Dataset entries

[start]

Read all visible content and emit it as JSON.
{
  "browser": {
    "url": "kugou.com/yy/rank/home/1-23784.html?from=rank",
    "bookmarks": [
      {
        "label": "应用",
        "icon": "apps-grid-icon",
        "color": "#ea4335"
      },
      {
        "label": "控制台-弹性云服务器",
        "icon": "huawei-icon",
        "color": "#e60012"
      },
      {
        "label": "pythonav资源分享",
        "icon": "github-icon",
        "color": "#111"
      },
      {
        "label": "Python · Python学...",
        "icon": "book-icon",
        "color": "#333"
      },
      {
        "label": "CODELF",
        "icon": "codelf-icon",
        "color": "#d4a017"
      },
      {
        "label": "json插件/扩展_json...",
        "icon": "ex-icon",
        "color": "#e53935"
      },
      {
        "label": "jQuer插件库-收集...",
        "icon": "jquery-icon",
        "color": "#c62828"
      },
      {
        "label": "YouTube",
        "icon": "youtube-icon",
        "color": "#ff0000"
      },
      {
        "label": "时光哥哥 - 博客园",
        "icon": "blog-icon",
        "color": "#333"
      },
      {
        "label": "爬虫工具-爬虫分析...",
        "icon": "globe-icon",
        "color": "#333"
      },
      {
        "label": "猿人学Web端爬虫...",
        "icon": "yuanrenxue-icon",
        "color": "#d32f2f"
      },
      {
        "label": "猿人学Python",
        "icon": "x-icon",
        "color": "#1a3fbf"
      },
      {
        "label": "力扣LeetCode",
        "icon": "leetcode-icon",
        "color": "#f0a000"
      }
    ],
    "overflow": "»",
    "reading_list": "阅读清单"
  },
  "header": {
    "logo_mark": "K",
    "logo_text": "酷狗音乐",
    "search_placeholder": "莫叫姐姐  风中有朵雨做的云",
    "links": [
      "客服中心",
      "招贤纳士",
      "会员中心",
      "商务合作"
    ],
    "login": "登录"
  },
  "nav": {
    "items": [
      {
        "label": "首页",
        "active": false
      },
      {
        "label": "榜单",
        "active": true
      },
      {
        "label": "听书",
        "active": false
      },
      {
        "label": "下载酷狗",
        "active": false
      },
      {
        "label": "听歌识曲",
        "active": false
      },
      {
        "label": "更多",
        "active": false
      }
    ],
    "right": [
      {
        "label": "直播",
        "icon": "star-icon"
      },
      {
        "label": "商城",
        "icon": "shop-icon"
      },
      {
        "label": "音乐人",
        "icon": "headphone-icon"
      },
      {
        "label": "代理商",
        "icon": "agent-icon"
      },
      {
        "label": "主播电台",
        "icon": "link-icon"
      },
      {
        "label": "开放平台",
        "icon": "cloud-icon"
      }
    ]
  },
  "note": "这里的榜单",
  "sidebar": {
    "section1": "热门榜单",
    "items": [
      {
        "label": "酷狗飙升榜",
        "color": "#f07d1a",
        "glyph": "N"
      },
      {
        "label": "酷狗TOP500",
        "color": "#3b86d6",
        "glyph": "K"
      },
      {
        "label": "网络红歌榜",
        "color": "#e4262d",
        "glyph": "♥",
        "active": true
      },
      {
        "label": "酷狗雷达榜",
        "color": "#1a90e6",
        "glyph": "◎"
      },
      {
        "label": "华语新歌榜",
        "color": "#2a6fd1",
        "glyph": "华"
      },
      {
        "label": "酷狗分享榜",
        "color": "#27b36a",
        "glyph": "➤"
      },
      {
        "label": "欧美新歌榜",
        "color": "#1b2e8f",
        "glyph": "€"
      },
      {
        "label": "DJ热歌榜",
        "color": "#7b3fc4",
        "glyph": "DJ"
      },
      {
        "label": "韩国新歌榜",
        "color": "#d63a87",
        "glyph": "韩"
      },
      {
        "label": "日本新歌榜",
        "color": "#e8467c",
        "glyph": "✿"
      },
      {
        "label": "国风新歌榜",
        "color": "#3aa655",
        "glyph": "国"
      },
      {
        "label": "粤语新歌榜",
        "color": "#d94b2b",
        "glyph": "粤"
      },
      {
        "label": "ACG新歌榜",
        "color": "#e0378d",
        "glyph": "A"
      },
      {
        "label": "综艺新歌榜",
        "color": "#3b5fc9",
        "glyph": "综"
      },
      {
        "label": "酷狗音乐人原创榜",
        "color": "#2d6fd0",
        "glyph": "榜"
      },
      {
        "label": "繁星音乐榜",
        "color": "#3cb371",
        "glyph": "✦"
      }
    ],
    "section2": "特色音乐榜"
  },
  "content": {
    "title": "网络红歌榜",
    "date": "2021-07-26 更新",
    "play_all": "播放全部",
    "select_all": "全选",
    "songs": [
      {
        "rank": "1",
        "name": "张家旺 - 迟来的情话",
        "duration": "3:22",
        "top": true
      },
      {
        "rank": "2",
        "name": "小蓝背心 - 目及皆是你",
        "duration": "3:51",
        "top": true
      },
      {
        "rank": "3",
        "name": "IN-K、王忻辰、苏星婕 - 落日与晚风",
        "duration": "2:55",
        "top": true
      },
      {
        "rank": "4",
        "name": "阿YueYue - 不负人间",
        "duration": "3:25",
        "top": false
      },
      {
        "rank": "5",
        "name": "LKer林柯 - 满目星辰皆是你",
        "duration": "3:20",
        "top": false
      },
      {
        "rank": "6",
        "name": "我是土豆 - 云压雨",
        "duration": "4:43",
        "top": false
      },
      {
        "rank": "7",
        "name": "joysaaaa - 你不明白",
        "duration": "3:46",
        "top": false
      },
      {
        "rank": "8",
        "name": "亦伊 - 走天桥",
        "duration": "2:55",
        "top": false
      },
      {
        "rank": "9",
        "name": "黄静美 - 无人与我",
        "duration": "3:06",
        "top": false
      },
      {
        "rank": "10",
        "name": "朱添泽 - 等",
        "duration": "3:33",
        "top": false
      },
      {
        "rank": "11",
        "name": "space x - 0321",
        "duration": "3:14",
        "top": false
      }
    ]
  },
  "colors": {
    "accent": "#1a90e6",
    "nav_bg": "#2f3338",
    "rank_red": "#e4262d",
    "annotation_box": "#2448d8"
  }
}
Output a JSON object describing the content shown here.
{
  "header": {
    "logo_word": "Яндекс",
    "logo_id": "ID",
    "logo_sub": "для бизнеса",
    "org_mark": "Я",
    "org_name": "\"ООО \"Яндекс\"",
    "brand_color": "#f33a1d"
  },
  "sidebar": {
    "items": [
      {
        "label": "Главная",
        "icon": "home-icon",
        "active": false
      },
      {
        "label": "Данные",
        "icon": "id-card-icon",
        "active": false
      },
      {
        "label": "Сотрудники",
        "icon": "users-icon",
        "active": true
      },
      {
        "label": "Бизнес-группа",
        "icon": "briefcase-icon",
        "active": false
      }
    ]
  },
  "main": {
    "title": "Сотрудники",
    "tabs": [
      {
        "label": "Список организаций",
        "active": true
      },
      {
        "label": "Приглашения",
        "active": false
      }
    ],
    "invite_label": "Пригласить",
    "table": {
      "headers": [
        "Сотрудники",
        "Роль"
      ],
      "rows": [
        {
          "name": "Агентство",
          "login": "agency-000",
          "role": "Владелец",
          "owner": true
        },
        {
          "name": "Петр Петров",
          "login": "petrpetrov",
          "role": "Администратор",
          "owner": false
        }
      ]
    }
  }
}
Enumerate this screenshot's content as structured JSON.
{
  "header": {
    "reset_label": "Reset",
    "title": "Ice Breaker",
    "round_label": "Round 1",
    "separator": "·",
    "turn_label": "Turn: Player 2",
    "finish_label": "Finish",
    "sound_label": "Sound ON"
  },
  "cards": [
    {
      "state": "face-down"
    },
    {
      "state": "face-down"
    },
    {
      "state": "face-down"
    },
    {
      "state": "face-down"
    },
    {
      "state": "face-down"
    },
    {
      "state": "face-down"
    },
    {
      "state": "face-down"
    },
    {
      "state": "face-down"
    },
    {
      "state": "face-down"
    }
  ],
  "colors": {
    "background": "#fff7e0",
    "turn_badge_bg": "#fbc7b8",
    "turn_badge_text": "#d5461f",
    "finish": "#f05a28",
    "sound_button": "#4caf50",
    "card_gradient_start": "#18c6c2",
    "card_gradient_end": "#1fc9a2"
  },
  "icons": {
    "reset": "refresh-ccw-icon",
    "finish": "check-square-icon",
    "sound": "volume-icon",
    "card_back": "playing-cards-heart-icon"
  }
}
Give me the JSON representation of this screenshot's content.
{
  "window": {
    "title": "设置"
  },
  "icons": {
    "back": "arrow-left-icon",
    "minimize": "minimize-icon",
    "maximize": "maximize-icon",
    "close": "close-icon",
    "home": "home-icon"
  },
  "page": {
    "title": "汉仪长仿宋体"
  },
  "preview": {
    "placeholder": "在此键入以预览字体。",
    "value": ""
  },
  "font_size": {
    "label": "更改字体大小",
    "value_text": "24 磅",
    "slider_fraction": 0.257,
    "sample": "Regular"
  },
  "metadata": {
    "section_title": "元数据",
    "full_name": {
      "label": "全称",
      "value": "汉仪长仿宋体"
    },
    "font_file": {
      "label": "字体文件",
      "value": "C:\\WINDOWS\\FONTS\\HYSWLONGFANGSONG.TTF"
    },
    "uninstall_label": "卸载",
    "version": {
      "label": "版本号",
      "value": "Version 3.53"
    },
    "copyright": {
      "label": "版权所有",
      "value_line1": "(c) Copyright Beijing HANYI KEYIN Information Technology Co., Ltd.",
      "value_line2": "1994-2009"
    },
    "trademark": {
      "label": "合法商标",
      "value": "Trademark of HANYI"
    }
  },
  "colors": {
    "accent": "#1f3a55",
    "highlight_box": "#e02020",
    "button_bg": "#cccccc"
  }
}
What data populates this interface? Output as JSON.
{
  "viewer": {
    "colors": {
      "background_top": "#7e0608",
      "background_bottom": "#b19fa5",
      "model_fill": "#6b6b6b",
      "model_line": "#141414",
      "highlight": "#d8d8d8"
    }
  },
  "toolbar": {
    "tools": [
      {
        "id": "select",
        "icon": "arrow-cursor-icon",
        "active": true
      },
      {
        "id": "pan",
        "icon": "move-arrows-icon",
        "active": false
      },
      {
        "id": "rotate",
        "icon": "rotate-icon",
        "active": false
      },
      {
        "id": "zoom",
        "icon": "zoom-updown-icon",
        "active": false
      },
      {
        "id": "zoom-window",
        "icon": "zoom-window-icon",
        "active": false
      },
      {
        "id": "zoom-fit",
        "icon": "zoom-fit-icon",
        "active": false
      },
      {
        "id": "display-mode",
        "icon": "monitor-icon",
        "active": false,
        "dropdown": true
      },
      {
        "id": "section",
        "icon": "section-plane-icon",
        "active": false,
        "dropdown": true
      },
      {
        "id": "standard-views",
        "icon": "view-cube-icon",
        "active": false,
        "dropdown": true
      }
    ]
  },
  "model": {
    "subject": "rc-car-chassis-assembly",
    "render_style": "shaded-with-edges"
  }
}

[end]

§ Required work
Collect each line holding the string "Output".

§ Answer in full
Output a JSON object describing the content shown here.
What data populates this interface? Output as JSON.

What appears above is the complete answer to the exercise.